ROME — Alcohol use was linked with a reduced risk for having several forms of arthritis in a case control study of about 1,000 arthritis patients and nearly 6,000 controls.
Patients with newly diagnosed arthritis—rheumatoid, psoriatic, or reactive arthritis, spondyloarthritis, or osteoarthritis had a significantly reduced prevalence of alcohol use, compared with a control population of adults who were free of arthritis.
In an analysis that controlled for age, gender, body mass index, and smoking, patients with arthritis had a roughly 70% reduced relative rate of being alcohol consumers, suggesting a protective effect from alcohol against a variety of arthritis types, Dr. Diane van der Woude said at the annual European Congress of Rheumatology.
However, she also gave an alternative, equally plausible explanation of the finding: reduced alcohol use was not the cause but the result of the arthritis. People with arthritis "do not feel well and so may be less physically capable of drinking, such as going to a pub, or they may not drink because they are on pain-killing medications," said Dr. van der Woude, of the rheumatology department of Leiden (the Netherlands) University Medical Center.
The new evidence confirms and expands a finding from a Swedish case control study published last year that found a link between a reduced prevalence of alcohol consumption and rheumatoid arthritis (Ann. Rheum. Dis. 2009;68:222-7). The Swedish study also showed a dose-response relationship, where people with the highest level of alcohol use had the lowest prevalence of rheumatoid arthritis. In contrast, Dr. van der Woude and her associates found no link between arthritis and quantity of alcohol in their analysis of the impact of amount of alcohol consumed. The significant relationship only held for whether or not the patients drank any alcohol, regardless of amount.
Dr. van der Woude’s study expanded the 2009 Swedish finding to arthritis types beyond rheumatoid.

# # # # # # #

Answer these questions using the arthritis article.
1. About how many arthritis patients took part in the case control study?
2. At what meeting did Dr. van der Woude present the findings?
3. In what year was the Swedish case control study published?
The entries that follow are separate material and are not connected to the arthritis article.

# # # # # # #

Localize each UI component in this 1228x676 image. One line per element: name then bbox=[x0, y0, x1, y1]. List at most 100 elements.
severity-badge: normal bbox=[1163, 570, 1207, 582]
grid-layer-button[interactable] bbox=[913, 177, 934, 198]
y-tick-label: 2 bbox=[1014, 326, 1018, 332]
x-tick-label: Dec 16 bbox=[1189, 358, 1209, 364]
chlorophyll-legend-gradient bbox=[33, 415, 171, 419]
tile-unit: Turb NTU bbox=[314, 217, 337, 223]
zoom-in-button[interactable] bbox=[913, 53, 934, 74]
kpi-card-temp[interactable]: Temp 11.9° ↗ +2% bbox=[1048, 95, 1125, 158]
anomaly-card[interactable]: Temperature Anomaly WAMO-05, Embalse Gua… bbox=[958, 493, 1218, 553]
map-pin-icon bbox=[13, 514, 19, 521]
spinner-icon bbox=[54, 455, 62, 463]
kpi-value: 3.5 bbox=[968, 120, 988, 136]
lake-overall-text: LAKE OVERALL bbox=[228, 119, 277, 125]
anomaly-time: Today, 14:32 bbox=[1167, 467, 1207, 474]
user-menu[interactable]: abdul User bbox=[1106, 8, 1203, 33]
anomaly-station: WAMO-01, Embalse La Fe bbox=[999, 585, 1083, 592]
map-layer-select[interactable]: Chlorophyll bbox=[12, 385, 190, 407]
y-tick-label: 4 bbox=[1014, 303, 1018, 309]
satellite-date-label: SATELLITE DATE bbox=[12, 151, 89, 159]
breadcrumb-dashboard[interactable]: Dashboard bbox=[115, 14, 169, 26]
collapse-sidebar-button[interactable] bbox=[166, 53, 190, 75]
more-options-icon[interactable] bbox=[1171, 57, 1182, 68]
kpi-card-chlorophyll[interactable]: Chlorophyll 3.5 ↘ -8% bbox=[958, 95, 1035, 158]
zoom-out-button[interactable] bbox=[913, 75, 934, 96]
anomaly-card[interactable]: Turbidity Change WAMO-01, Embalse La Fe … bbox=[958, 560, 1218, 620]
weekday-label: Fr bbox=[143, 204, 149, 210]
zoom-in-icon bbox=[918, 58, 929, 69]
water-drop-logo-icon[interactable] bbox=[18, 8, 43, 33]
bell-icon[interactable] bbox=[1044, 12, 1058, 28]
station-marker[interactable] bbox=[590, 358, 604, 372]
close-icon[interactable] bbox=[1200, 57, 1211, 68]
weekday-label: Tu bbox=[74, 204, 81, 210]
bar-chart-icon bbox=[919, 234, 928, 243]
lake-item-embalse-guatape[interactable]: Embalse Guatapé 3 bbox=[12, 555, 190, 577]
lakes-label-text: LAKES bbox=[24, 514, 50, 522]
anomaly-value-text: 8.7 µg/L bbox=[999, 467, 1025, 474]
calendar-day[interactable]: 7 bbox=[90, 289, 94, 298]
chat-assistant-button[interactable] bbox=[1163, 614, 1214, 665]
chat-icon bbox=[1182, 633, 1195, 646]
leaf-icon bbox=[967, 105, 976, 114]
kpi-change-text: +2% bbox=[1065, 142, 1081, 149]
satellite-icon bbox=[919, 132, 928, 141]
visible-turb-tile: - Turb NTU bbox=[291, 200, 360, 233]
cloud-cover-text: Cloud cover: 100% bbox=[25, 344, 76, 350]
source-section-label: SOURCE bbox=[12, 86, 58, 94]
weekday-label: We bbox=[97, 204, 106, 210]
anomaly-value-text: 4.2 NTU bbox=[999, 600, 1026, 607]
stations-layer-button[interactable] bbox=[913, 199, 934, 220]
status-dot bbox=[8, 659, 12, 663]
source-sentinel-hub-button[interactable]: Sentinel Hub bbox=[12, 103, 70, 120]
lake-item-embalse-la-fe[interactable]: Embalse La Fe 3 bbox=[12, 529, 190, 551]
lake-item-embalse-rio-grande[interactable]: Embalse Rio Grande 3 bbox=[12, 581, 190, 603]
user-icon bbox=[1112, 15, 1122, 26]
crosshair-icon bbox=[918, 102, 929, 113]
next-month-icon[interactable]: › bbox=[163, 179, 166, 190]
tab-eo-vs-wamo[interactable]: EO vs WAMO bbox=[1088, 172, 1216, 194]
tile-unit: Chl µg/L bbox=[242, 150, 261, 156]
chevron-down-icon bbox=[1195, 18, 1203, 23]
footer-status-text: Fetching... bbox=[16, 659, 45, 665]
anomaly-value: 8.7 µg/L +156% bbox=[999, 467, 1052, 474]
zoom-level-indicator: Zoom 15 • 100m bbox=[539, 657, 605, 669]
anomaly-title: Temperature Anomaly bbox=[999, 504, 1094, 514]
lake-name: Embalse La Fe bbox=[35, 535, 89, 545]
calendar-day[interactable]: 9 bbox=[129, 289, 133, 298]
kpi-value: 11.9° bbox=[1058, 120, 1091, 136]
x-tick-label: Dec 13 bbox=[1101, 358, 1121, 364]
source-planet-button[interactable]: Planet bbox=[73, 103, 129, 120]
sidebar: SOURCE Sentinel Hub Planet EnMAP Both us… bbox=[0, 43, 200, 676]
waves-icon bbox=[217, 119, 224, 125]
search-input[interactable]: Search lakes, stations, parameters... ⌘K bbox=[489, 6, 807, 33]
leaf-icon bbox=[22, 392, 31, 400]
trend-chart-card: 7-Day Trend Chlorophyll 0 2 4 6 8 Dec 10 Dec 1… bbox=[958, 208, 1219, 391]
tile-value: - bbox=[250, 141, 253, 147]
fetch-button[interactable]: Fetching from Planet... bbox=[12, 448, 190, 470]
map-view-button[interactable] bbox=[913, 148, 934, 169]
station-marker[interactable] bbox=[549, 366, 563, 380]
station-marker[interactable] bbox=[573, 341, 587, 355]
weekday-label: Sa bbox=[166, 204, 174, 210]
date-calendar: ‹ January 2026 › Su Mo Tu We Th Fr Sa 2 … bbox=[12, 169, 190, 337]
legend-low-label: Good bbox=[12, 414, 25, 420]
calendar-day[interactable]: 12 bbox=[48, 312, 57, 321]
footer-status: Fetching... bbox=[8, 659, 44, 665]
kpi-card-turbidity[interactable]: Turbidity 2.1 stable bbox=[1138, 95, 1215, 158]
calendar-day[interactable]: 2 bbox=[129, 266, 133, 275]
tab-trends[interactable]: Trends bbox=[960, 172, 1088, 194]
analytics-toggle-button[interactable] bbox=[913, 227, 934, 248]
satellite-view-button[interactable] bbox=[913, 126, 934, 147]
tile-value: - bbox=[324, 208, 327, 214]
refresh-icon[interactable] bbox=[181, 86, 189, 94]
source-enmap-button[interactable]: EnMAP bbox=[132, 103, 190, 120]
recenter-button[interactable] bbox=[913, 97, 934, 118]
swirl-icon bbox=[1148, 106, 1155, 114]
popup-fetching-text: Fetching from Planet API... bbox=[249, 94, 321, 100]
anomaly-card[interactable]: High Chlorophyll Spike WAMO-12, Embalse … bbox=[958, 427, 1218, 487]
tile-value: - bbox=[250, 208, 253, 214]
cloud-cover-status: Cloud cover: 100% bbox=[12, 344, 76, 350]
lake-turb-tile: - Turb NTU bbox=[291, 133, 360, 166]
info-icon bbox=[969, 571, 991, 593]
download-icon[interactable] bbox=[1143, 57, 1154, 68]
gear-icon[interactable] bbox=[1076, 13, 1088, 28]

# # # # # # #

__Answer box__:
1. About 1,000.
2. The annual European Congress of Rheumatology.
3. 2009.